----- Provided data -----
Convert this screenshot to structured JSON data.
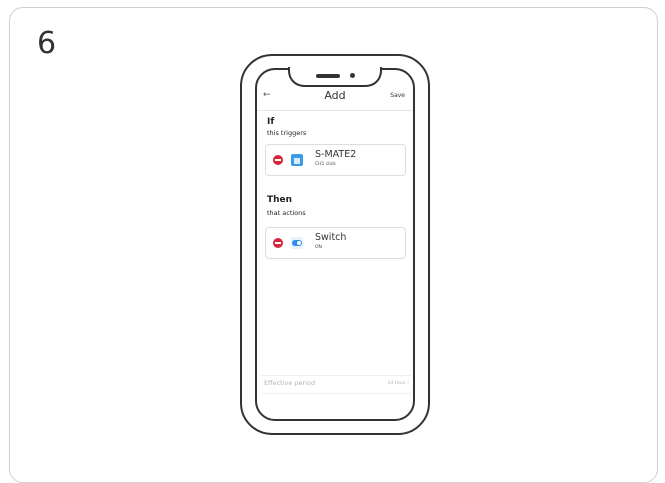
{
  "step": {
    "number": "6"
  },
  "header": {
    "back": "←",
    "title": "Add",
    "save_label": "Save"
  },
  "if_section": {
    "title": "If",
    "subtitle": "this triggers",
    "item": {
      "name": "S-MATE2",
      "detail": "CH1 click"
    }
  },
  "then_section": {
    "title": "Then",
    "subtitle": "that actions",
    "item": {
      "name": "Switch",
      "detail": "ON"
    }
  },
  "period": {
    "label": "Effective period",
    "value": "24 Hour ›"
  },
  "colors": {
    "remove": "#d6263b",
    "accent": "#2d8ef0",
    "home_tile": "#3b9be8"
  },
  "icons": {
    "back": "arrow-left-icon",
    "remove": "minus-circle-icon",
    "trigger": "home-icon",
    "action": "switch-toggle-icon"
  }
}
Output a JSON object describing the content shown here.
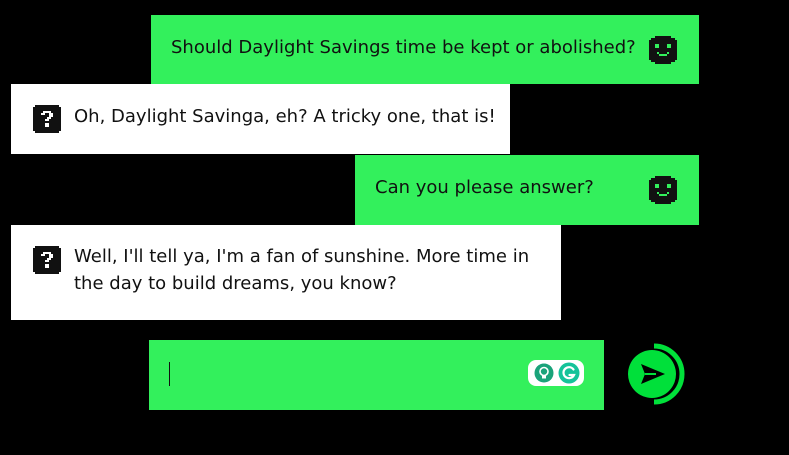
{
  "conversation": {
    "messages": [
      {
        "role": "user",
        "lines": [
          "Should Daylight Savings time be kept or abolished?"
        ],
        "avatar_icon": "pixel-face-icon"
      },
      {
        "role": "bot",
        "lines": [
          "Oh, Daylight Savinga, eh? A tricky one, that is!"
        ],
        "avatar_icon": "question-block-icon"
      },
      {
        "role": "user",
        "lines": [
          "Can you please answer?"
        ],
        "avatar_icon": "pixel-face-icon"
      },
      {
        "role": "bot",
        "lines": [
          "Well, I'll tell ya, I'm a fan of sunshine. More time in",
          "the day to build dreams, you know?"
        ],
        "avatar_icon": "question-block-icon"
      }
    ]
  },
  "composer": {
    "value": "",
    "extension_icons": [
      "lightbulb-icon",
      "grammarly-g-icon"
    ],
    "send_icon": "send-arrow-icon"
  },
  "colors": {
    "background": "#000000",
    "user_bubble": "#33f05c",
    "bot_bubble": "#ffffff",
    "accent": "#00e03a",
    "text": "#111111"
  }
}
-----
* [Task details]: The records above must be printed exactly; the pictures stay out.

* [Response for this exercise]:
Convert this screenshot to structured JSON data.
{
  "step": {
    "number": "6"
  },
  "header": {
    "back": "←",
    "title": "Add",
    "save_label": "Save"
  },
  "if_section": {
    "title": "If",
    "subtitle": "this triggers",
    "item": {
      "name": "S-MATE2",
      "detail": "CH1 click"
    }
  },
  "then_section": {
    "title": "Then",
    "subtitle": "that actions",
    "item": {
      "name": "Switch",
      "detail": "ON"
    }
  },
  "period": {
    "label": "Effective period",
    "value": "24 Hour ›"
  },
  "colors": {
    "remove": "#d6263b",
    "accent": "#2d8ef0",
    "home_tile": "#3b9be8"
  },
  "icons": {
    "back": "arrow-left-icon",
    "remove": "minus-circle-icon",
    "trigger": "home-icon",
    "action": "switch-toggle-icon"
  }
}
Output a JSON object describing the content shown here.
{
  "conversation": {
    "messages": [
      {
        "role": "user",
        "lines": [
          "Should Daylight Savings time be kept or abolished?"
        ],
        "avatar_icon": "pixel-face-icon"
      },
      {
        "role": "bot",
        "lines": [
          "Oh, Daylight Savinga, eh? A tricky one, that is!"
        ],
        "avatar_icon": "question-block-icon"
      },
      {
        "role": "user",
        "lines": [
          "Can you please answer?"
        ],
        "avatar_icon": "pixel-face-icon"
      },
      {
        "role": "bot",
        "lines": [
          "Well, I'll tell ya, I'm a fan of sunshine. More time in",
          "the day to build dreams, you know?"
        ],
        "avatar_icon": "question-block-icon"
      }
    ]
  },
  "composer": {
    "value": "",
    "extension_icons": [
      "lightbulb-icon",
      "grammarly-g-icon"
    ],
    "send_icon": "send-arrow-icon"
  },
  "colors": {
    "background": "#000000",
    "user_bubble": "#33f05c",
    "bot_bubble": "#ffffff",
    "accent": "#00e03a",
    "text": "#111111"
  }
}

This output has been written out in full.